* _YOUR INSTRUCTIONS_:
Reproduce every line below word for word, with nothing changed, added, or left out.

** Start of RECORDS FOR PROCESSING **

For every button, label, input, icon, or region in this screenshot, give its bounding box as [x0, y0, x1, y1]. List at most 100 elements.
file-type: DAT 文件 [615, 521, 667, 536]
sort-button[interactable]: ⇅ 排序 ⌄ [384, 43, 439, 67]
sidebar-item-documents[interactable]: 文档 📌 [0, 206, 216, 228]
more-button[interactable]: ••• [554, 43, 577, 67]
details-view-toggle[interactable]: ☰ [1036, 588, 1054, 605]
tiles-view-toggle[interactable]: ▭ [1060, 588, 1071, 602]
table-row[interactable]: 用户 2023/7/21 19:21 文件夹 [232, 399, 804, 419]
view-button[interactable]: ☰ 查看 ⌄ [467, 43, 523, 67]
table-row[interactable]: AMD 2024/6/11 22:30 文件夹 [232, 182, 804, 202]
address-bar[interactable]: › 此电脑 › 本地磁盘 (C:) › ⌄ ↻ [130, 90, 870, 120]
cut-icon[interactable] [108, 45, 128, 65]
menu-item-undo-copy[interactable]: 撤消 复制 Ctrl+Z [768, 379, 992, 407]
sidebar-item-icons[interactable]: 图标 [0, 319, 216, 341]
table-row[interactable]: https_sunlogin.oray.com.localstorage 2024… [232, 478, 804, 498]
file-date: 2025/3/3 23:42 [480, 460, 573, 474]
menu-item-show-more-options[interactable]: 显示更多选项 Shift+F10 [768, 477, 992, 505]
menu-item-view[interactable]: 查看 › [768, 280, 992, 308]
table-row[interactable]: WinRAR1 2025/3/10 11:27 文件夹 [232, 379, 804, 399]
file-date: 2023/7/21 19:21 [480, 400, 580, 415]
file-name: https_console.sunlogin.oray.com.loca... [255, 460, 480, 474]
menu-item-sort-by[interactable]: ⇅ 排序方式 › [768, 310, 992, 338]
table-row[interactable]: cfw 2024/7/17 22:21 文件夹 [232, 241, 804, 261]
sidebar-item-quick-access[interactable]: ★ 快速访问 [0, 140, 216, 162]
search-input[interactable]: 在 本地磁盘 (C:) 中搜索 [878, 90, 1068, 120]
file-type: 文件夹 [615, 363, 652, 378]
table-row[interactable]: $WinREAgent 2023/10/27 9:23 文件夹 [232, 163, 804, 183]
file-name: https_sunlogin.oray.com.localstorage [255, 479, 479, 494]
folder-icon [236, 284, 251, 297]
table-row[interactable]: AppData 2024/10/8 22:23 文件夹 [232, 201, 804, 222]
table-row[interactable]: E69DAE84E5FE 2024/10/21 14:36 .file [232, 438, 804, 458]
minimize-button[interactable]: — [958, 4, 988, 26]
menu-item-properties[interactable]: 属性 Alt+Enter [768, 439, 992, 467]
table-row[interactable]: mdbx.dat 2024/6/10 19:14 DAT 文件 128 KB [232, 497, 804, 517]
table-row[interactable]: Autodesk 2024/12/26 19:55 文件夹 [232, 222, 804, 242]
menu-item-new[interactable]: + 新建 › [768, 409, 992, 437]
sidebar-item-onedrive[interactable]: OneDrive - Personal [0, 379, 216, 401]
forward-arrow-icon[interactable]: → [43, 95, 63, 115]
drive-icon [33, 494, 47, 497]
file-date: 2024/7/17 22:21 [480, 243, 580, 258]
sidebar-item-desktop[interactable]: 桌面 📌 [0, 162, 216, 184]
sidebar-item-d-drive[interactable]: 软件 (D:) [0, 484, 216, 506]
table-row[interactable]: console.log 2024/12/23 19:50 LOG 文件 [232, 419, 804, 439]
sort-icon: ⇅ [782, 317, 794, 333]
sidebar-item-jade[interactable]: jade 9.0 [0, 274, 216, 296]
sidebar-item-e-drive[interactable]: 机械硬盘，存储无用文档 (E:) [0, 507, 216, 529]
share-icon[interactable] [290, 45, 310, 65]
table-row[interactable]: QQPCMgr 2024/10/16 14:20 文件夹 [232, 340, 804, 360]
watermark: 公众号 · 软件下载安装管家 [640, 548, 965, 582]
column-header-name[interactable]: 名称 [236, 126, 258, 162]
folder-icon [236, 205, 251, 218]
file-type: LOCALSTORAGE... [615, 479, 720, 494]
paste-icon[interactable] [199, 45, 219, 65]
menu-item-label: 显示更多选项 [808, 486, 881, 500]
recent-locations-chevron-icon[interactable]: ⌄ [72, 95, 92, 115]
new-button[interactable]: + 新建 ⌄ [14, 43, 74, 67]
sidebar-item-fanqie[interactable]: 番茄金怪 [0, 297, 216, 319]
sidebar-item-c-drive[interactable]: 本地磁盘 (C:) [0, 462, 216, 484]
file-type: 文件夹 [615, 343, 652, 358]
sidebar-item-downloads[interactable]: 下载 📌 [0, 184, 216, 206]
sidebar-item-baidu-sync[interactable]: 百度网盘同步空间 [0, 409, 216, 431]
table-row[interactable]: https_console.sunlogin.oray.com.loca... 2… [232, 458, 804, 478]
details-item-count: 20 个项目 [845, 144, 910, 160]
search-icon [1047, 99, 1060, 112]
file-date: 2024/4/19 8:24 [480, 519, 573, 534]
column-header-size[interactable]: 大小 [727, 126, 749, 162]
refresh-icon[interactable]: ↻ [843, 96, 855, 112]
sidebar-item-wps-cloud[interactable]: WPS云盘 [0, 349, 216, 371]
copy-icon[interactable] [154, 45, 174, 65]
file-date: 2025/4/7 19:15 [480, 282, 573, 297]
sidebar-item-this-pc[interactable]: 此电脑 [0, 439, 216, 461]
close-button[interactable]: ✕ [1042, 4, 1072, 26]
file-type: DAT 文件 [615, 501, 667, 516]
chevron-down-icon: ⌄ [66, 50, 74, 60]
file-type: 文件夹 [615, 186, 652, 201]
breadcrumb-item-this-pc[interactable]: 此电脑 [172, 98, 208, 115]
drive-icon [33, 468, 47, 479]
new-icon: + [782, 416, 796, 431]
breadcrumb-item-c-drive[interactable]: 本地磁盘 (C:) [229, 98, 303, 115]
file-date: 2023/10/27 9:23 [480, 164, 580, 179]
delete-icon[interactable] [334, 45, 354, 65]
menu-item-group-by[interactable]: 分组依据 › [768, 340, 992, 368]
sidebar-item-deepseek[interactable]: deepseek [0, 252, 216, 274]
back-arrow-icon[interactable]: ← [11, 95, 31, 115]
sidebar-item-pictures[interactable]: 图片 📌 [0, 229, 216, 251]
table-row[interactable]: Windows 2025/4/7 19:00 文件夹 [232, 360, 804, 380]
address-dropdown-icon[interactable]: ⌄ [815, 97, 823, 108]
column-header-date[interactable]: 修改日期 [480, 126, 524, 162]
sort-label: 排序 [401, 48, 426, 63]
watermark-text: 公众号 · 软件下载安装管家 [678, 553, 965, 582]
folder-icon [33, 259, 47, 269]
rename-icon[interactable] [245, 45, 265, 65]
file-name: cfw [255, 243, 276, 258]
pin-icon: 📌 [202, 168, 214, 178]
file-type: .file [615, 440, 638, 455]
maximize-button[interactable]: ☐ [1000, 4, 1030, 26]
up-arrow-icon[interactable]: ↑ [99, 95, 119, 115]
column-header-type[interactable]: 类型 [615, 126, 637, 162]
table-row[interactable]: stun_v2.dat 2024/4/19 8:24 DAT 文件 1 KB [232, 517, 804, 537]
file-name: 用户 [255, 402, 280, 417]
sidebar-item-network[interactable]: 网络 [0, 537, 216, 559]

** End of RECORDS FOR PROCESSING **

* _WRITTEN ANSWER_:
For every button, label, input, icon, or region in this screenshot, give its bounding box as [x0, y0, x1, y1]. List at most 100 elements.
file-type: DAT 文件 [615, 521, 667, 536]
sort-button[interactable]: ⇅ 排序 ⌄ [384, 43, 439, 67]
sidebar-item-documents[interactable]: 文档 📌 [0, 206, 216, 228]
more-button[interactable]: ••• [554, 43, 577, 67]
details-view-toggle[interactable]: ☰ [1036, 588, 1054, 605]
tiles-view-toggle[interactable]: ▭ [1060, 588, 1071, 602]
table-row[interactable]: 用户 2023/7/21 19:21 文件夹 [232, 399, 804, 419]
view-button[interactable]: ☰ 查看 ⌄ [467, 43, 523, 67]
table-row[interactable]: AMD 2024/6/11 22:30 文件夹 [232, 182, 804, 202]
address-bar[interactable]: › 此电脑 › 本地磁盘 (C:) › ⌄ ↻ [130, 90, 870, 120]
cut-icon[interactable] [108, 45, 128, 65]
menu-item-undo-copy[interactable]: 撤消 复制 Ctrl+Z [768, 379, 992, 407]
sidebar-item-icons[interactable]: 图标 [0, 319, 216, 341]
table-row[interactable]: https_sunlogin.oray.com.localstorage 2024… [232, 478, 804, 498]
file-date: 2025/3/3 23:42 [480, 460, 573, 474]
menu-item-show-more-options[interactable]: 显示更多选项 Shift+F10 [768, 477, 992, 505]
menu-item-view[interactable]: 查看 › [768, 280, 992, 308]
table-row[interactable]: WinRAR1 2025/3/10 11:27 文件夹 [232, 379, 804, 399]
file-date: 2023/7/21 19:21 [480, 400, 580, 415]
file-name: https_console.sunlogin.oray.com.loca... [255, 460, 480, 474]
menu-item-sort-by[interactable]: ⇅ 排序方式 › [768, 310, 992, 338]
table-row[interactable]: cfw 2024/7/17 22:21 文件夹 [232, 241, 804, 261]
sidebar-item-quick-access[interactable]: ★ 快速访问 [0, 140, 216, 162]
search-input[interactable]: 在 本地磁盘 (C:) 中搜索 [878, 90, 1068, 120]
file-type: 文件夹 [615, 363, 652, 378]
table-row[interactable]: $WinREAgent 2023/10/27 9:23 文件夹 [232, 163, 804, 183]
file-name: https_sunlogin.oray.com.localstorage [255, 479, 479, 494]
folder-icon [236, 284, 251, 297]
table-row[interactable]: AppData 2024/10/8 22:23 文件夹 [232, 201, 804, 222]
table-row[interactable]: E69DAE84E5FE 2024/10/21 14:36 .file [232, 438, 804, 458]
minimize-button[interactable]: — [958, 4, 988, 26]
menu-item-properties[interactable]: 属性 Alt+Enter [768, 439, 992, 467]
table-row[interactable]: mdbx.dat 2024/6/10 19:14 DAT 文件 128 KB [232, 497, 804, 517]
table-row[interactable]: Autodesk 2024/12/26 19:55 文件夹 [232, 222, 804, 242]
menu-item-new[interactable]: + 新建 › [768, 409, 992, 437]
sidebar-item-onedrive[interactable]: OneDrive - Personal [0, 379, 216, 401]
forward-arrow-icon[interactable]: → [43, 95, 63, 115]
drive-icon [33, 494, 47, 497]
file-date: 2024/7/17 22:21 [480, 243, 580, 258]
sidebar-item-desktop[interactable]: 桌面 📌 [0, 162, 216, 184]
sidebar-item-d-drive[interactable]: 软件 (D:) [0, 484, 216, 506]
table-row[interactable]: console.log 2024/12/23 19:50 LOG 文件 [232, 419, 804, 439]
sort-icon: ⇅ [782, 317, 794, 333]
sidebar-item-jade[interactable]: jade 9.0 [0, 274, 216, 296]
sidebar-item-e-drive[interactable]: 机械硬盘，存储无用文档 (E:) [0, 507, 216, 529]
share-icon[interactable] [290, 45, 310, 65]
table-row[interactable]: QQPCMgr 2024/10/16 14:20 文件夹 [232, 340, 804, 360]
watermark: 公众号 · 软件下载安装管家 [640, 548, 965, 582]
column-header-name[interactable]: 名称 [236, 126, 258, 162]
folder-icon [236, 205, 251, 218]
file-type: LOCALSTORAGE... [615, 479, 720, 494]
paste-icon[interactable] [199, 45, 219, 65]
menu-item-label: 显示更多选项 [808, 486, 881, 500]
recent-locations-chevron-icon[interactable]: ⌄ [72, 95, 92, 115]
new-button[interactable]: + 新建 ⌄ [14, 43, 74, 67]
sidebar-item-fanqie[interactable]: 番茄金怪 [0, 297, 216, 319]
sidebar-item-c-drive[interactable]: 本地磁盘 (C:) [0, 462, 216, 484]
file-type: 文件夹 [615, 343, 652, 358]
sidebar-item-downloads[interactable]: 下载 📌 [0, 184, 216, 206]
sidebar-item-baidu-sync[interactable]: 百度网盘同步空间 [0, 409, 216, 431]
table-row[interactable]: https_console.sunlogin.oray.com.loca... 2… [232, 458, 804, 478]
details-item-count: 20 个项目 [845, 144, 910, 160]
search-icon [1047, 99, 1060, 112]
file-date: 2024/4/19 8:24 [480, 519, 573, 534]
column-header-size[interactable]: 大小 [727, 126, 749, 162]
refresh-icon[interactable]: ↻ [843, 96, 855, 112]
sidebar-item-wps-cloud[interactable]: WPS云盘 [0, 349, 216, 371]
copy-icon[interactable] [154, 45, 174, 65]
file-date: 2025/4/7 19:15 [480, 282, 573, 297]
sidebar-item-this-pc[interactable]: 此电脑 [0, 439, 216, 461]
close-button[interactable]: ✕ [1042, 4, 1072, 26]
file-type: DAT 文件 [615, 501, 667, 516]
chevron-down-icon: ⌄ [66, 50, 74, 60]
file-type: 文件夹 [615, 186, 652, 201]
breadcrumb-item-this-pc[interactable]: 此电脑 [172, 98, 208, 115]
drive-icon [33, 468, 47, 479]
new-icon: + [782, 416, 796, 431]
breadcrumb-item-c-drive[interactable]: 本地磁盘 (C:) [229, 98, 303, 115]
file-date: 2023/10/27 9:23 [480, 164, 580, 179]
delete-icon[interactable] [334, 45, 354, 65]
menu-item-group-by[interactable]: 分组依据 › [768, 340, 992, 368]
sidebar-item-deepseek[interactable]: deepseek [0, 252, 216, 274]
back-arrow-icon[interactable]: ← [11, 95, 31, 115]
sidebar-item-pictures[interactable]: 图片 📌 [0, 229, 216, 251]
table-row[interactable]: Windows 2025/4/7 19:00 文件夹 [232, 360, 804, 380]
address-dropdown-icon[interactable]: ⌄ [815, 97, 823, 108]
column-header-date[interactable]: 修改日期 [480, 126, 524, 162]
sort-label: 排序 [401, 48, 426, 63]
watermark-text: 公众号 · 软件下载安装管家 [678, 553, 965, 582]
folder-icon [33, 259, 47, 269]
rename-icon[interactable] [245, 45, 265, 65]
file-name: cfw [255, 243, 276, 258]
pin-icon: 📌 [202, 168, 214, 178]
file-type: .file [615, 440, 638, 455]
maximize-button[interactable]: ☐ [1000, 4, 1030, 26]
up-arrow-icon[interactable]: ↑ [99, 95, 119, 115]
column-header-type[interactable]: 类型 [615, 126, 637, 162]
table-row[interactable]: stun_v2.dat 2024/4/19 8:24 DAT 文件 1 KB [232, 517, 804, 537]
file-name: 用户 [255, 402, 280, 417]
sidebar-item-network[interactable]: 网络 [0, 537, 216, 559]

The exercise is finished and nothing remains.